Texte fourni
|---|
NOVEMBRE 2011

Publié le

Novembre 2011

 

 

CHRONIQUE OBEREE

 

 

 

La Grèce est au plus bas, la Grèce est endettée, de tout là-bas au fin fond du Péloponnèse, les caps Matapan et Maléas et l’île de Cythère, jusqu’au plus petit ilot des Sporades du sud, rocher grec jeté à la face de la Turquie. La Grèce fait banqueroute, la Grèce a emprunté à tout va. La Grèce va mal et des barbares prétentieux, arrogants et suffisants se permettent de la tancer.  On a mal pour elle.

Spécialement l’Auvergnat qui partage avec elle les cratères, qu’il a  profonds, (il les remplit parfois d’une eau mystérieuse, ténébreuse et glacée) ou égueulés, dont les pentes adoucies sont propices à l’élevage des moutons, des vaches et des randonneurs (trois modèles : « le vieux campeur », haut de gamme, le « décathlon », amateur averti et le « go sport », plutôt promeneur du dimanche désargenté) .

Et l’Auvergnat n’en croit pas ses oreilles, la Grèce a des dettes ! Alors qu’on lui doit tout, qu’on lui a beaucoup emprunté, mais sans jamais lui  rendre. Elle aurait dû demander des intérêts pour les « prêts » de sa statuaire dispersée dans nos musées européens, Paris, Londres, Berlin, les frises du Parthénon, la Victoire de Samothrace, la Vénus de Milo ….
|---|
Extraits de données
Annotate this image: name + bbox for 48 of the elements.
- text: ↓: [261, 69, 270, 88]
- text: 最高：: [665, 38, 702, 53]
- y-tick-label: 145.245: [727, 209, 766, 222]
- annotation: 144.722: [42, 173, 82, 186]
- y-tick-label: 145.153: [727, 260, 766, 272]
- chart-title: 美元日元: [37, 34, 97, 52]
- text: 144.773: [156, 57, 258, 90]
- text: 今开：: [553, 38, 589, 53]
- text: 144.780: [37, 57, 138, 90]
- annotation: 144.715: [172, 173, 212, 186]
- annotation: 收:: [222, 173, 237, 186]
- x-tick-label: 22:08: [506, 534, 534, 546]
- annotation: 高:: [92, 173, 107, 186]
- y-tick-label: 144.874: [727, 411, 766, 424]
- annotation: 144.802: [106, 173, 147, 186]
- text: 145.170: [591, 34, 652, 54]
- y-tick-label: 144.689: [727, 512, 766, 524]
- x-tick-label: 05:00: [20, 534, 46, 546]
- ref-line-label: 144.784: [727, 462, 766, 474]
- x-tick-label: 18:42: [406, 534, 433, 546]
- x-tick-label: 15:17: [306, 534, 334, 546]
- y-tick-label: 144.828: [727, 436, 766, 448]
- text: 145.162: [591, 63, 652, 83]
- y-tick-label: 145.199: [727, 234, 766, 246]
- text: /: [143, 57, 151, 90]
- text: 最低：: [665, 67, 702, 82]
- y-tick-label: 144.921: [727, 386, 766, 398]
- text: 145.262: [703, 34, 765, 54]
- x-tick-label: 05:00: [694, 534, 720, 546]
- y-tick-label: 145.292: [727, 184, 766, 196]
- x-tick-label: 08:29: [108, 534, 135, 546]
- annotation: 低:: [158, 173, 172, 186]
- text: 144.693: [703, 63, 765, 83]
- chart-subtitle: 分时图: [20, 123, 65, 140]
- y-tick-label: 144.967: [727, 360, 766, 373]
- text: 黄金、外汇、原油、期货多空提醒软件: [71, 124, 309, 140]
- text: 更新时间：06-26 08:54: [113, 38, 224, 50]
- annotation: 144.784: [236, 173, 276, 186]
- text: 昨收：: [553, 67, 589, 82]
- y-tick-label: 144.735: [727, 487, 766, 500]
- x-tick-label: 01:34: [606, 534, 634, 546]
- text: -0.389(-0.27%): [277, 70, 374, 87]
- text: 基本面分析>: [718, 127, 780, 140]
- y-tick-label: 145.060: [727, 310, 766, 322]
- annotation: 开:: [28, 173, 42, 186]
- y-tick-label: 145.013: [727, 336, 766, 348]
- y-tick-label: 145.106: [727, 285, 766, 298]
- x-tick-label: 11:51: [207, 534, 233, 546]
|---|
Prolongez la chronique sur les dettes de la Grèce en reprenant juste après sa dernière phrase.

Et bien d’autres dettes encore : que serait-on sans l’alphabet grec, l’alpha et l’oméga ? Sans le phi, pas de philosophes, et sans  philosophe … que serait devenue la Lybie ? Privés d’Aristote, les péripatéticiens tourneraient à vide sous les péristyles. Sans le psy, pas de psys ; sans Œdipe, pas de complexe. Sans Esope, pas de La Fontaine, sans Euripide, pas de Racine. Sans Sisyphe, pas d’Albert Camus. Que serait Baudelaire sans l’Héautontimorouménos ? Et Aristophane où les femmes, seules, refont le monde en appelant la paix ! Sans Eratosthène, pas de mesure de la circonférence terrestre, sans Hippocrate, pas de flegmatique, de mélancolique, de lymphatique, de colérique. Et Homère, et Antigone ! Et l’hippopotame ! Et le talon d’Achille ! Hors, sans talon d’Achille, pas d’Achille Talon ! Aussi la Belle Hélène, et « l’époux de la reine, poux de la reine, poux de la reine, le Roi Ménélas … ». Et le Mont Parnasse où sont les muses, alors que nos poètes furent à Montparnasse : Apollinaire, Desnos, Max Jacob, Cendrars, et les peintres : Gauguin, Matisse, Chagall, Soutine … Et l’Olympe, avec des Dieux qui se mêlent de la vie des hommes, qui trouvent nos femmes agréables, qui interviennent à tout propos, qui soufflent le chaud et le froid et se mêlent de nos petites et grandes affaires. Des déesses parfois aguicheuses, jalouses, guerrières, des demi-dieux, des nymphes partout, des satyres au coin de chaque bois, des exploits herculéens, le tout dans un joli foutoir apparent, comme la vie qui va. Et puis, comme nous dit justement Alexandre Vialatte, comment pouvait-on nager avant le principe d’Archimède ?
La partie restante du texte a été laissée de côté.